[Stored items from a collection]
(begin)

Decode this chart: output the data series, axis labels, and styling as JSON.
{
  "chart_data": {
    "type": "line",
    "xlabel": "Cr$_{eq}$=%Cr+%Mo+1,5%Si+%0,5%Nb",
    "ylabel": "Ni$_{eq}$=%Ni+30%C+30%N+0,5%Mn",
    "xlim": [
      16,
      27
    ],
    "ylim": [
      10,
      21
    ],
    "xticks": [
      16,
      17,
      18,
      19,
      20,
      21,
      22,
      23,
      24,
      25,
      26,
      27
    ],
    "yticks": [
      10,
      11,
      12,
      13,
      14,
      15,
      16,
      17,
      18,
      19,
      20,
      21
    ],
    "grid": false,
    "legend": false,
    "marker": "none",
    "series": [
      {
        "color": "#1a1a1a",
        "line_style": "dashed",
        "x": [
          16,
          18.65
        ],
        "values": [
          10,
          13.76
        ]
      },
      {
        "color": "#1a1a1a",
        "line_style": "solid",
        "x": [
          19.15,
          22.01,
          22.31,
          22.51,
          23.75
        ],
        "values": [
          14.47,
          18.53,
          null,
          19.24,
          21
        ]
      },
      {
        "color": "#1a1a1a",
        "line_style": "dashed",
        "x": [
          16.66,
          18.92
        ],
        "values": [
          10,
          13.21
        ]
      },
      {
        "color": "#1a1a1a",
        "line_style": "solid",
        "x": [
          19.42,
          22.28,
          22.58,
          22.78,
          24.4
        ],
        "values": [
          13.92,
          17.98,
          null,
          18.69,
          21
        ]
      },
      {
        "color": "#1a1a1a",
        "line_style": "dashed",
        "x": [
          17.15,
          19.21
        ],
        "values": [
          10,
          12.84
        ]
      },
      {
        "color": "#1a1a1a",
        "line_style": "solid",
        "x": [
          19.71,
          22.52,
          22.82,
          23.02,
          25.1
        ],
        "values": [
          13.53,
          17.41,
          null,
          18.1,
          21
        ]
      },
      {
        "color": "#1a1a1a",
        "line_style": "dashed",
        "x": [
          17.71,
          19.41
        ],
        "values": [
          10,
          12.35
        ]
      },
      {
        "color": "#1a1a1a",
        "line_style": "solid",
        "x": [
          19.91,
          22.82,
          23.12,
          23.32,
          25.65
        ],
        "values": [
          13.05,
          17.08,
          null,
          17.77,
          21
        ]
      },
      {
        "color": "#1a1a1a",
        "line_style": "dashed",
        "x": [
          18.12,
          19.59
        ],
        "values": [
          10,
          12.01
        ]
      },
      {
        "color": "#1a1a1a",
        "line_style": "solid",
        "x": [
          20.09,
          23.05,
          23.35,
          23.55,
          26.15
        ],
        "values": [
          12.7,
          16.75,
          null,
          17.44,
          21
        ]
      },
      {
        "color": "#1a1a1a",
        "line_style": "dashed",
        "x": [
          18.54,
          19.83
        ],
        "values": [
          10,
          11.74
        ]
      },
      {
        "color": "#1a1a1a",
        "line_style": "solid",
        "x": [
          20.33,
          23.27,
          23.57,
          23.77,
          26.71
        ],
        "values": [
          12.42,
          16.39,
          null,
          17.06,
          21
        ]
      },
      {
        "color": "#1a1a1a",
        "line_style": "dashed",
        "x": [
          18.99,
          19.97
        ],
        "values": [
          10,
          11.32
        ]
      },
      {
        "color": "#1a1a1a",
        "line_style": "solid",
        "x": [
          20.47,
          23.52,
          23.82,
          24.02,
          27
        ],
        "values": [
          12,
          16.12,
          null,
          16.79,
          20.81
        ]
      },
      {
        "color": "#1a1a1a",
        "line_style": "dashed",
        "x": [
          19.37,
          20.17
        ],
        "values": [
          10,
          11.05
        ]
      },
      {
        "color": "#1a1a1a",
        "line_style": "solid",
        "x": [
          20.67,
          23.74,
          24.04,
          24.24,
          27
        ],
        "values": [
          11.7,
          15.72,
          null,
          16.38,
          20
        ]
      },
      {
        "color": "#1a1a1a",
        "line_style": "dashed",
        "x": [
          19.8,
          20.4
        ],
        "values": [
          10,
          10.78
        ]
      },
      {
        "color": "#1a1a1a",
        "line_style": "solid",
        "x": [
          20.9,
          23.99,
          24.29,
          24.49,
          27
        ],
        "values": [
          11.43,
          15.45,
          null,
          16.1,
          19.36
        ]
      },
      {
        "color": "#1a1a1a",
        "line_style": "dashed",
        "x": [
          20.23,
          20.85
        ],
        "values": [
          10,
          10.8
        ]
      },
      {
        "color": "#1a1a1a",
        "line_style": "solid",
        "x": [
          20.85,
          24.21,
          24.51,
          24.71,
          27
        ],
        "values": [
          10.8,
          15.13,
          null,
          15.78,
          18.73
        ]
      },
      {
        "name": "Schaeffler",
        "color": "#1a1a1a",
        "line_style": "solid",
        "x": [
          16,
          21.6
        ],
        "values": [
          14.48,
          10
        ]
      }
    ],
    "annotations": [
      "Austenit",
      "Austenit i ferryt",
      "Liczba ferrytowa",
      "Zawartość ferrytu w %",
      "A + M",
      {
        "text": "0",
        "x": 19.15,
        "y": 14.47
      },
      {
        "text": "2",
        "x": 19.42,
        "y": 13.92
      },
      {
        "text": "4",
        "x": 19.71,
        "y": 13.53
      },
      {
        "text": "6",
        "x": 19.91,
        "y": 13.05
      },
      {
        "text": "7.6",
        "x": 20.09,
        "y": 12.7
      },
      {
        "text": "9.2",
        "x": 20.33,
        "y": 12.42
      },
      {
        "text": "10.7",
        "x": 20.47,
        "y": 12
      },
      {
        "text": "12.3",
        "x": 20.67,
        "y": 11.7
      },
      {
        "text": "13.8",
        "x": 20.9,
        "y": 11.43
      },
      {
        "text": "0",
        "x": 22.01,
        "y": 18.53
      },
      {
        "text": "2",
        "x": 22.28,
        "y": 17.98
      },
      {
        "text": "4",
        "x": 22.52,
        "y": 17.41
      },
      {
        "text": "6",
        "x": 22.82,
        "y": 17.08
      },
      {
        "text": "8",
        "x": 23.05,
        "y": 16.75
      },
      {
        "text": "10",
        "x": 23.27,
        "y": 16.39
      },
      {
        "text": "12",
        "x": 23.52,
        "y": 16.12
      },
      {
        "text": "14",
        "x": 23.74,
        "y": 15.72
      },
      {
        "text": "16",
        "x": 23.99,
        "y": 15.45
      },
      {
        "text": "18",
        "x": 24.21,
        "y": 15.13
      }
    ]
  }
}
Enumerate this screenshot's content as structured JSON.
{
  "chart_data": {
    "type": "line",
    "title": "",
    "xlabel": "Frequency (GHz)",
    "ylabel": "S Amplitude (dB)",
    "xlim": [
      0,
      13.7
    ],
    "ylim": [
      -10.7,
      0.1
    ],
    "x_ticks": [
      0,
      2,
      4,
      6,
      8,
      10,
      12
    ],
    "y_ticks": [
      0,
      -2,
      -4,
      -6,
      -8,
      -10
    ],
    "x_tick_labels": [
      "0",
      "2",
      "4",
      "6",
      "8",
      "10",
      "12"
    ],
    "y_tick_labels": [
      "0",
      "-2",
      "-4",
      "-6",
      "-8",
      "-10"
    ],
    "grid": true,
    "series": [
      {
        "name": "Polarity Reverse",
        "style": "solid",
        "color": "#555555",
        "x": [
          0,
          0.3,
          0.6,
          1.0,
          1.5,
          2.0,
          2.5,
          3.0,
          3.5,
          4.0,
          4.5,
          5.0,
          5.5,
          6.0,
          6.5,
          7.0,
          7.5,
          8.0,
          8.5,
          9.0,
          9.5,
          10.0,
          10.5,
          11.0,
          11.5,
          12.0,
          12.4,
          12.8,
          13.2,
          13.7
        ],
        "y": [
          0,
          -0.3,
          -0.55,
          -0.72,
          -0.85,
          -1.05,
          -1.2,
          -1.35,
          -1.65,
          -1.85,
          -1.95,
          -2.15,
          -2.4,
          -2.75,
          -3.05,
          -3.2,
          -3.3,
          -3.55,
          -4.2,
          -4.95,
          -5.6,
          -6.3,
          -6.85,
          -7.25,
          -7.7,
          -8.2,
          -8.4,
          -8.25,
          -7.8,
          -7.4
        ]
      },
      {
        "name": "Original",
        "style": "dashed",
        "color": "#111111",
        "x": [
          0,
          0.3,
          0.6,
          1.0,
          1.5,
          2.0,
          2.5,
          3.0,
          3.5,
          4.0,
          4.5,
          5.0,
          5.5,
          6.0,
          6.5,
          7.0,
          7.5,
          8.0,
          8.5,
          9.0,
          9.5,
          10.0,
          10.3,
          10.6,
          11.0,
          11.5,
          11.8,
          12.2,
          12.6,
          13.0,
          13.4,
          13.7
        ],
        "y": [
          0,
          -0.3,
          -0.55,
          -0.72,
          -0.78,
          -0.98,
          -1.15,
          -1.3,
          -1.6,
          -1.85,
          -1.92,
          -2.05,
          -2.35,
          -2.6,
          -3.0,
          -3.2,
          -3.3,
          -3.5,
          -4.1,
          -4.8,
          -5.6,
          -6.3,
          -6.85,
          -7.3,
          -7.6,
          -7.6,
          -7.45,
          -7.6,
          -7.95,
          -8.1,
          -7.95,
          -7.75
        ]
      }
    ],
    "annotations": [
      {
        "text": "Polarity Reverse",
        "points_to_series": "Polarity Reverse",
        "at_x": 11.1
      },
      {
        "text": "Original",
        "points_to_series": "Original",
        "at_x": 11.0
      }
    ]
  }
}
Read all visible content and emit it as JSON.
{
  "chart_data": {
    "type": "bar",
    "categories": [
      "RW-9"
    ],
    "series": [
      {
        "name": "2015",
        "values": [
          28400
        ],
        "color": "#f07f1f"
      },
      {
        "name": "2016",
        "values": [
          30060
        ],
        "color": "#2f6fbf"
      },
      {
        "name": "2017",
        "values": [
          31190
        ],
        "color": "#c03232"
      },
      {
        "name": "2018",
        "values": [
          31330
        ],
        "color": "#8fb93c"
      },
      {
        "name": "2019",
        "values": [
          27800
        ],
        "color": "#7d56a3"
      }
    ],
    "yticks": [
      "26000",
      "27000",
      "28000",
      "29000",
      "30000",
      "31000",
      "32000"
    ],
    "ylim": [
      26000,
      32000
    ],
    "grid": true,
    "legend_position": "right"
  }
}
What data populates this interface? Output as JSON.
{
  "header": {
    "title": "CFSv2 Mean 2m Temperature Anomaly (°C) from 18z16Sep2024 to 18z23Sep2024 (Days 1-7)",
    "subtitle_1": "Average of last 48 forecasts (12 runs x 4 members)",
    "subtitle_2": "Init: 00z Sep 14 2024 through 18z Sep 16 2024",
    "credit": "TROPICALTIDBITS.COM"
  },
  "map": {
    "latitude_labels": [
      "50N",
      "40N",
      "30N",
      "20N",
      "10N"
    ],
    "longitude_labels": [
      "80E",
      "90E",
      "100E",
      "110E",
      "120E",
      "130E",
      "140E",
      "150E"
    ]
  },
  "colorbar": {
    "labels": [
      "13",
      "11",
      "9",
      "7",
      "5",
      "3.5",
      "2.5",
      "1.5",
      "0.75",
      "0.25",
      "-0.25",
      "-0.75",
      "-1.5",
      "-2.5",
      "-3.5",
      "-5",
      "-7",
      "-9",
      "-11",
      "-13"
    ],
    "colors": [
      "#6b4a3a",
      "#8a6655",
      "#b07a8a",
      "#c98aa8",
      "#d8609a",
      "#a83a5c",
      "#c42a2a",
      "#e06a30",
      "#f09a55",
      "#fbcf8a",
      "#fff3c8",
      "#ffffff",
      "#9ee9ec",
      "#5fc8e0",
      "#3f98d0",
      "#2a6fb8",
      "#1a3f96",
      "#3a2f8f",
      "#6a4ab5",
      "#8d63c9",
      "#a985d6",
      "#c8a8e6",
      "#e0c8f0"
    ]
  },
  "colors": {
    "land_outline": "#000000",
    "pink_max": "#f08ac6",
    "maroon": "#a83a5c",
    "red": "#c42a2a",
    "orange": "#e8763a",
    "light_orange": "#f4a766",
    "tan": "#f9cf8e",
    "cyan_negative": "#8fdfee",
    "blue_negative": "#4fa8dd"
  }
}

(end)

**TASK INSTRUCTIONS:** From the data above, copy each line that has the string "JSON".

**ANSWER TO THE TASK:**
Decode this chart: output the data series, axis labels, and styling as JSON.
Enumerate this screenshot's content as structured JSON.
Read all visible content and emit it as JSON.
What data populates this interface? Output as JSON.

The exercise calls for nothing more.